Written instruction: Keep only the lines of the listing that include the word "eller", and copy them.

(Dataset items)

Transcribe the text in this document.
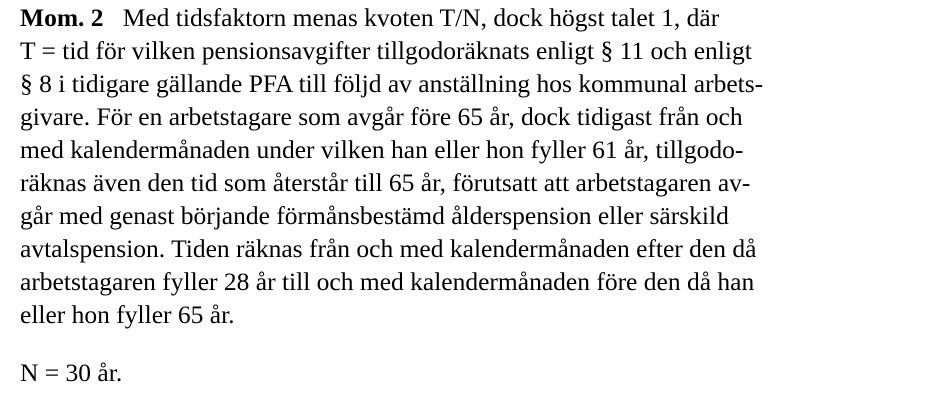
Mom. 2 Med tidsfaktorn menas kvoten T/N, dock högst talet 1, där
T = tid för vilken pensionsavgifter tillgodoräknats enligt § 11 och enligt
§ 8 i tidigare gällande PFA till följd av anställning hos kommunal arbets-
givare. För en arbetstagare som avgår före 65 år, dock tidigast från och
med kalendermånaden under vilken han eller hon fyller 61 år, tillgodo-
räknas även den tid som återstår till 65 år, förutsatt att arbetstagaren av-
går med genast börjande förmånsbestämd ålderspension eller särskild
avtalspension. Tiden räknas från och med kalendermånaden efter den då
arbetstagaren fyller 28 år till och med kalendermånaden före den då han
eller hon fyller 65 år.
N = 30 år.
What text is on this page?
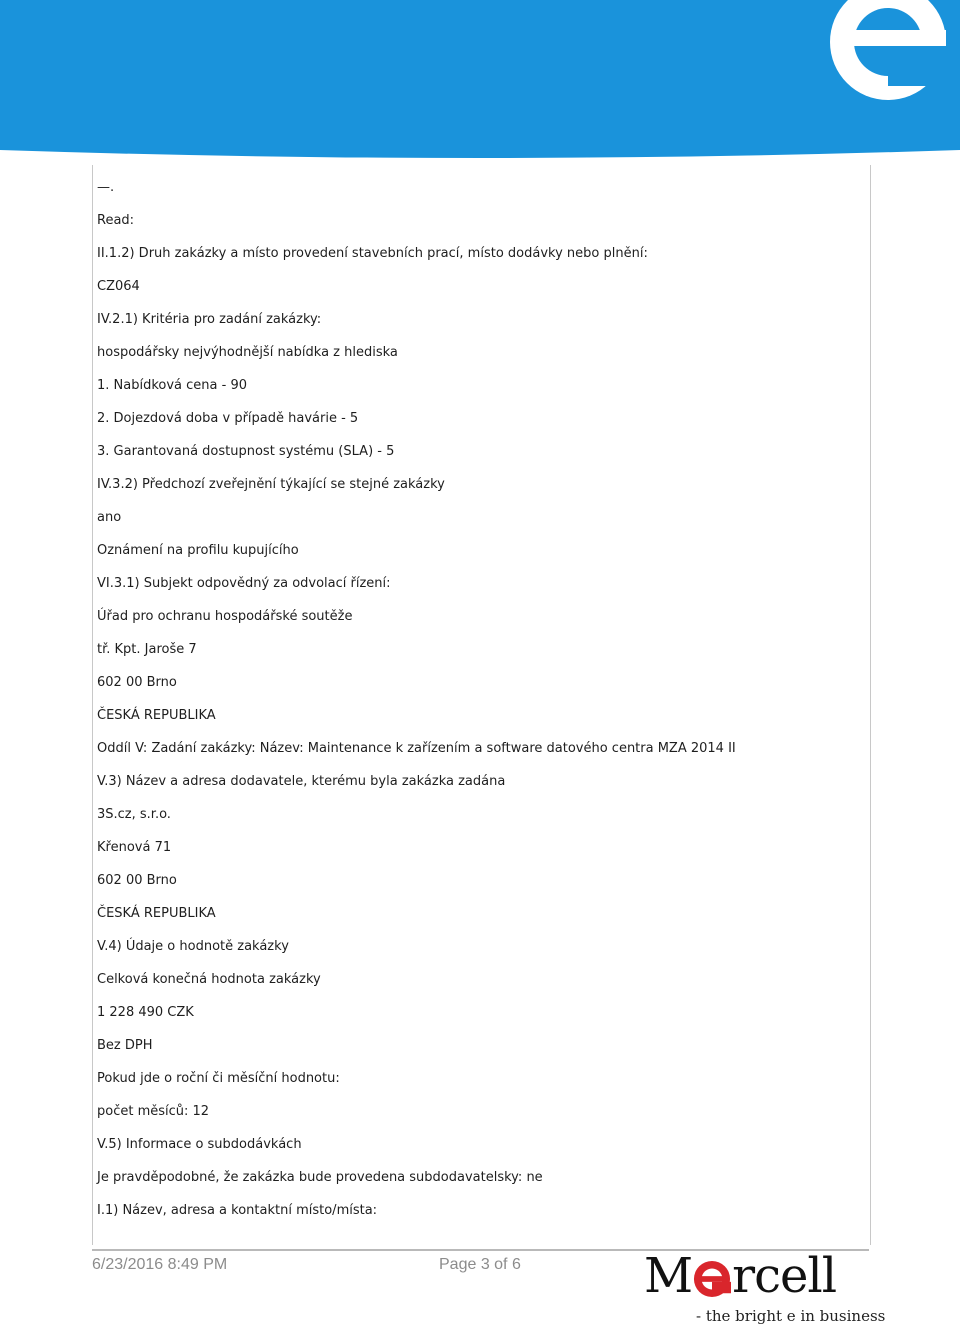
—.
Read:
II.1.2) Druh zakázky a místo provedení stavebních prací, místo dodávky nebo plnění:
CZ064
IV.2.1) Kritéria pro zadání zakázky:
hospodářsky nejvýhodnější nabídka z hlediska
1. Nabídková cena - 90
2. Dojezdová doba v případě havárie - 5
3. Garantovaná dostupnost systému (SLA) - 5
IV.3.2) Předchozí zveřejnění týkající se stejné zakázky
ano
Oznámení na profilu kupujícího
VI.3.1) Subjekt odpovědný za odvolací řízení:
Úřad pro ochranu hospodářské soutěže
tř. Kpt. Jaroše 7
602 00 Brno
ČESKÁ REPUBLIKA
Oddíl V: Zadání zakázky: Název: Maintenance k zařízením a software datového centra MZA 2014 II
V.3) Název a adresa dodavatele, kterému byla zakázka zadána
3S.cz, s.r.o.
Křenová 71
602 00 Brno
ČESKÁ REPUBLIKA
V.4) Údaje o hodnotě zakázky
Celková konečná hodnota zakázky
1 228 490 CZK
Bez DPH
Pokud jde o roční či měsíční hodnotu:
počet měsíců: 12
V.5) Informace o subdodávkách
Je pravděpodobné, že zakázka bude provedena subdodavatelsky: ne
I.1) Název, adresa a kontaktní místo/místa:
6/23/2016 8:49 PM	Page 3 of 6	M rcell
- the bright e in business
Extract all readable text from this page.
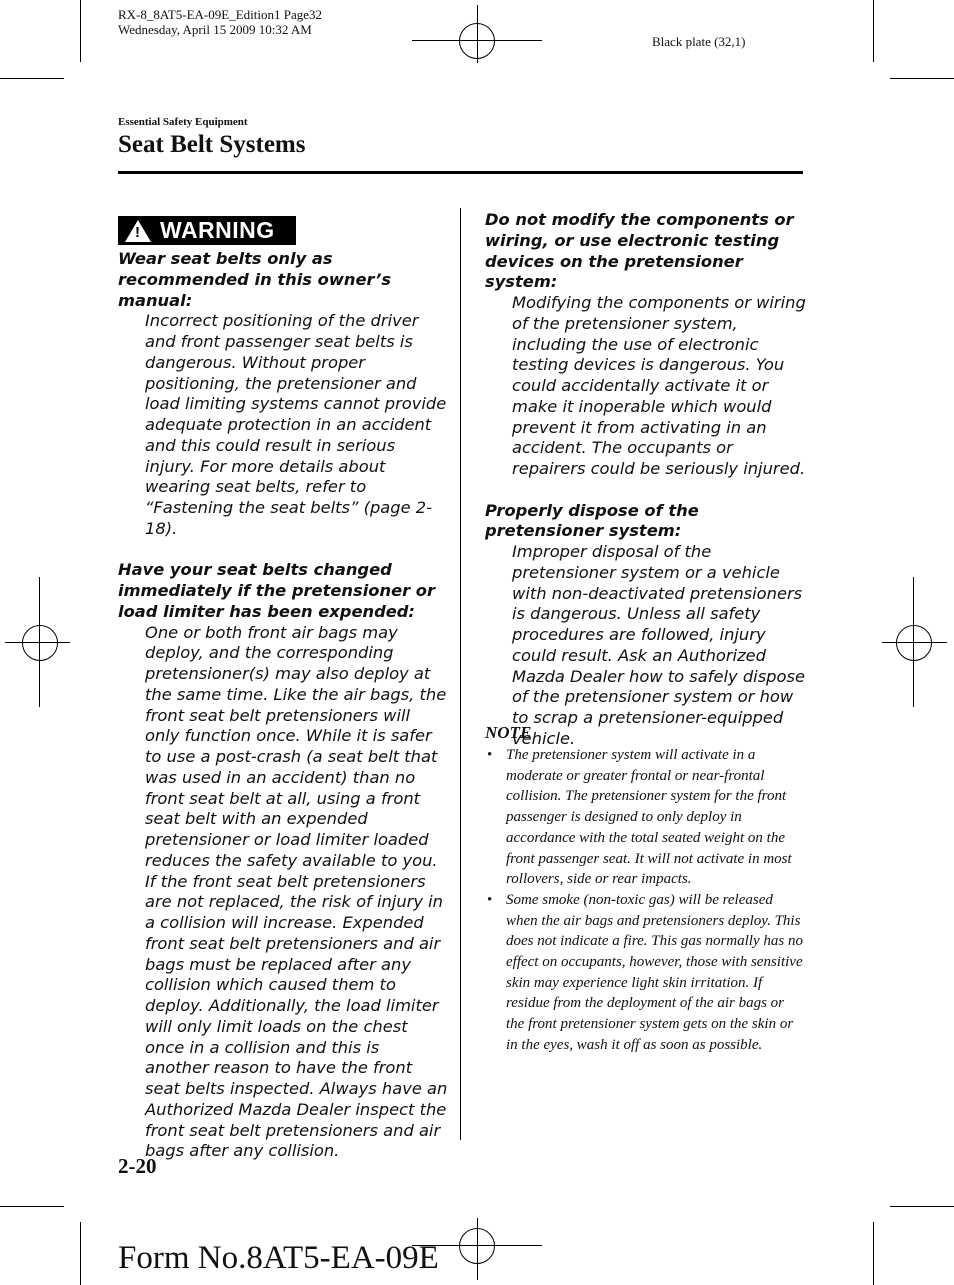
RX-8_8AT5-EA-09E_Edition1 Page32
Wednesday, April 15 2009 10:32 AM
Black plate (32,1)
Essential Safety Equipment
Seat Belt Systems
! WARNING

Wear seat belts only as recommended in this owner’s manual:

Incorrect positioning of the driver and front passenger seat belts is dangerous. Without proper positioning, the pretensioner and load limiting systems cannot provide adequate protection in an accident and this could result in serious injury. For more details about wearing seat belts, refer to “Fastening the seat belts” (page 2-18).

Have your seat belts changed immediately if the pretensioner or load limiter has been expended:

One or both front air bags may deploy, and the corresponding pretensioner(s) may also deploy at the same time. Like the air bags, the front seat belt pretensioners will only function once. While it is safer to use a post-crash (a seat belt that was used in an accident) than no front seat belt at all, using a front seat belt with an expended pretensioner or load limiter loaded reduces the safety available to you. If the front seat belt pretensioners are not replaced, the risk of injury in a collision will increase. Expended front seat belt pretensioners and air bags must be replaced after any collision which caused them to deploy. Additionally, the load limiter will only limit loads on the chest once in a collision and this is another reason to have the front seat belts inspected. Always have an Authorized Mazda Dealer inspect the front seat belt pretensioners and air bags after any collision.

Do not modify the components or wiring, or use electronic testing devices on the pretensioner system:

Modifying the components or wiring of the pretensioner system, including the use of electronic testing devices is dangerous. You could accidentally activate it or make it inoperable which would prevent it from activating in an accident. The occupants or repairers could be seriously injured.

Properly dispose of the pretensioner system:

Improper disposal of the pretensioner system or a vehicle with non-deactivated pretensioners is dangerous. Unless all safety procedures are followed, injury could result. Ask an Authorized Mazda Dealer how to safely dispose of the pretensioner system or how to scrap a pretensioner-equipped vehicle.

NOTE
• The pretensioner system will activate in a moderate or greater frontal or near-frontal collision. The pretensioner system for the front passenger is designed to only deploy in accordance with the total seated weight on the front passenger seat. It will not activate in most rollovers, side or rear impacts.
• Some smoke (non-toxic gas) will be released when the air bags and pretensioners deploy. This does not indicate a fire. This gas normally has no effect on occupants, however, those with sensitive skin may experience light skin irritation. If residue from the deployment of the air bags or the front pretensioner system gets on the skin or in the eyes, wash it off as soon as possible.
2-20
Form No.8AT5-EA-09E
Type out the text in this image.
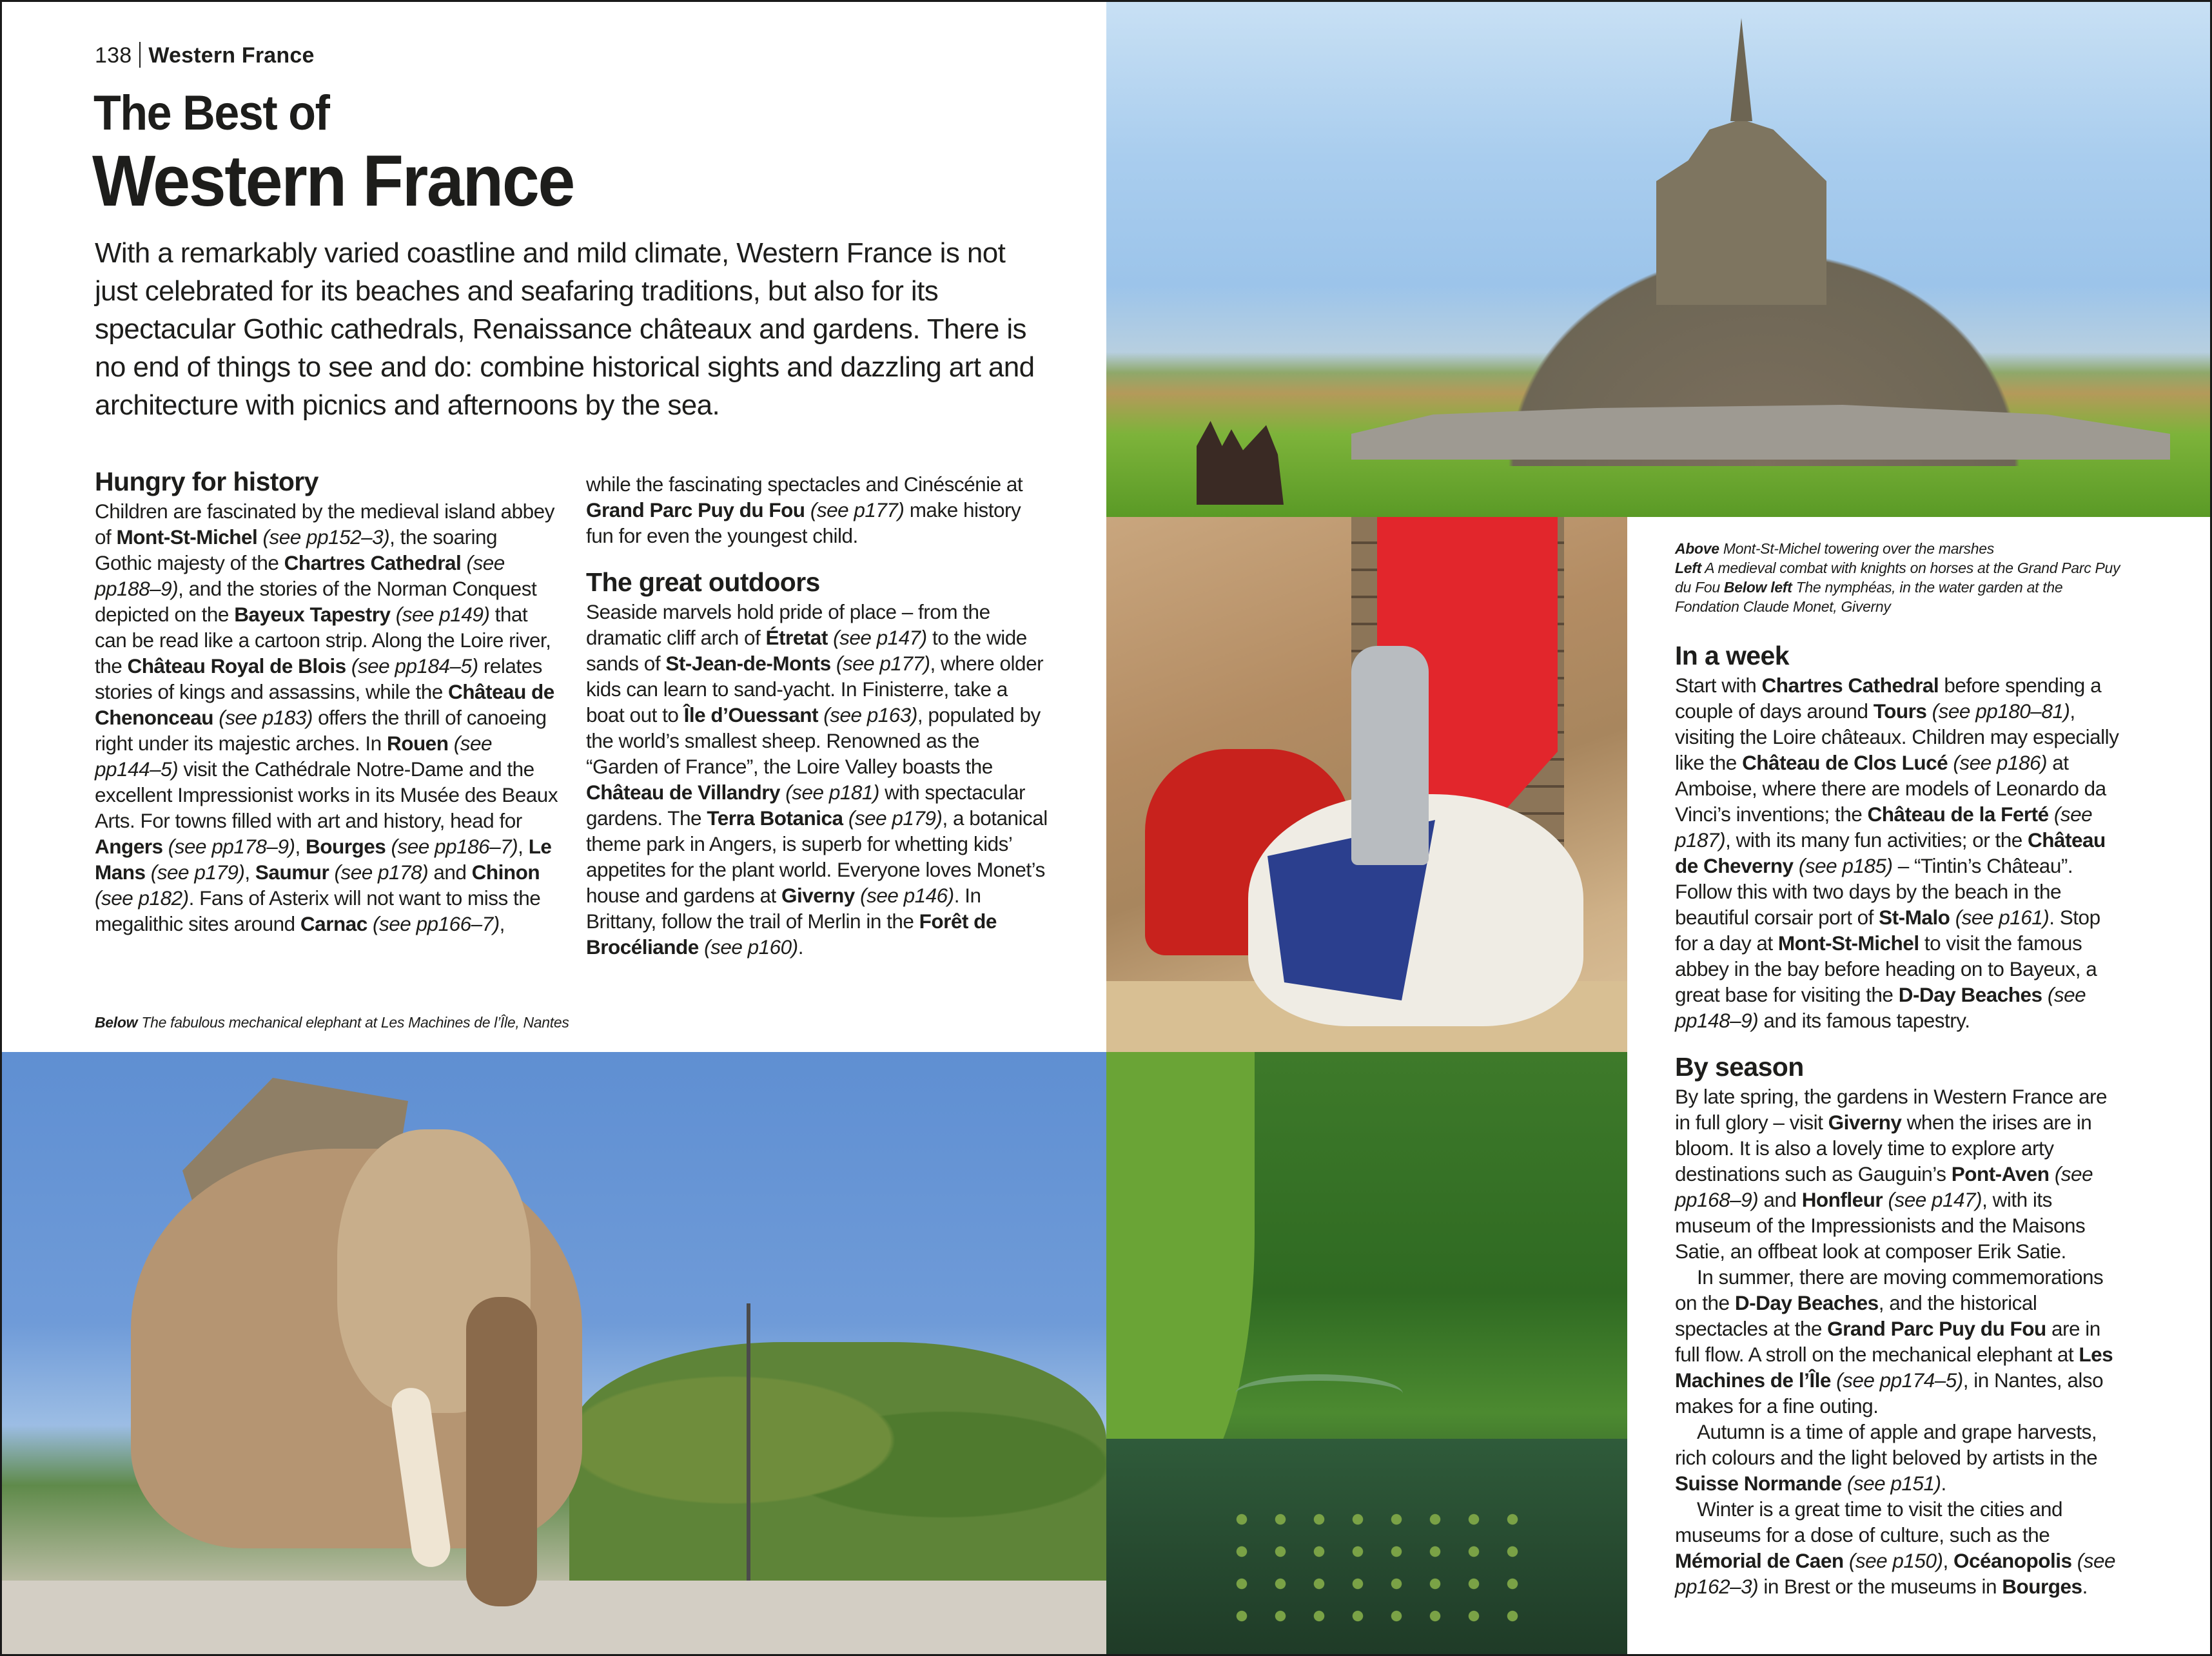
138 Western France
The Best of
Western France
With a remarkably varied coastline and mild climate, Western France is not just celebrated for its beaches and seafaring traditions, but also for its spectacular Gothic cathedrals, Renaissance châteaux and gardens. There is no end of things to see and do: combine historical sights and dazzling art and architecture with picnics and afternoons by the sea.
Hungry for history

Children are fascinated by the medieval island abbey of Mont-St-Michel (see pp152–3), the soaring Gothic majesty of the Chartres Cathedral (see pp188–9), and the stories of the Norman Conquest depicted on the Bayeux Tapestry (see p149) that can be read like a cartoon strip. Along the Loire river, the Château Royal de Blois (see pp184–5) relates stories of kings and assassins, while the Château de Chenonceau (see p183) offers the thrill of canoeing right under its majestic arches. In Rouen (see pp144–5) visit the Cathédrale Notre-Dame and the excellent Impressionist works in its Musée des Beaux Arts. For towns filled with art and history, head for Angers (see pp178–9), Bourges (see pp186–7), Le Mans (see p179), Saumur (see p178) and Chinon (see p182). Fans of Asterix will not want to miss the megalithic sites around Carnac (see pp166–7),

while the fascinating spectacles and Cinéscénie at Grand Parc Puy du Fou (see p177) make history fun for even the youngest child.

The great outdoors

Seaside marvels hold pride of place – from the dramatic cliff arch of Étretat (see p147) to the wide sands of St-Jean-de-Monts (see p177), where older kids can learn to sand-yacht. In Finisterre, take a boat out to Île d’Ouessant (see p163), populated by the world’s smallest sheep. Renowned as the “Garden of France”, the Loire Valley boasts the Château de Villandry (see p181) with spectacular gardens. The Terra Botanica (see p179), a botanical theme park in Angers, is superb for whetting kids’ appetites for the plant world. Everyone loves Monet’s house and gardens at Giverny (see p146). In Brittany, follow the trail of Merlin in the Forêt de Brocéliande (see p160).

Below The fabulous mechanical elephant at Les Machines de l’Île, Nantes
Above Mont-St-Michel towering over the marshes
Left A medieval combat with knights on horses at the Grand Parc Puy du Fou Below left The nymphéas, in the water garden at the Fondation Claude Monet, Giverny
In a week

Start with Chartres Cathedral before spending a couple of days around Tours (see pp180–81), visiting the Loire châteaux. Children may especially like the Château de Clos Lucé (see p186) at Amboise, where there are models of Leonardo da Vinci’s inventions; the Château de la Ferté (see p187), with its many fun activities; or the Château de Cheverny (see p185) – “Tintin’s Château”. Follow this with two days by the beach in the beautiful corsair port of St-Malo (see p161). Stop for a day at Mont-St-Michel to visit the famous abbey in the bay before heading on to Bayeux, a great base for visiting the D-Day Beaches (see pp148–9) and its famous tapestry.

By season

By late spring, the gardens in Western France are in full glory – visit Giverny when the irises are in bloom. It is also a lovely time to explore arty destinations such as Gauguin’s Pont-Aven (see pp168–9) and Honfleur (see p147), with its museum of the Impressionists and the Maisons Satie, an offbeat look at composer Erik Satie.

In summer, there are moving commemorations on the D-Day Beaches, and the historical spectacles at the Grand Parc Puy du Fou are in full flow. A stroll on the mechanical elephant at Les Machines de l’Île (see pp174–5), in Nantes, also makes for a fine outing.

Autumn is a time of apple and grape harvests, rich colours and the light beloved by artists in the Suisse Normande (see p151).

Winter is a great time to visit the cities and museums for a dose of culture, such as the Mémorial de Caen (see p150), Océanopolis (see pp162–3) in Brest or the museums in Bourges.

Response:
med kalendermånaden under vilken han eller hon fyller 61 år, tillgodo-
går med genast börjande förmånsbestämd ålderspension eller särskild
eller hon fyller 65 år.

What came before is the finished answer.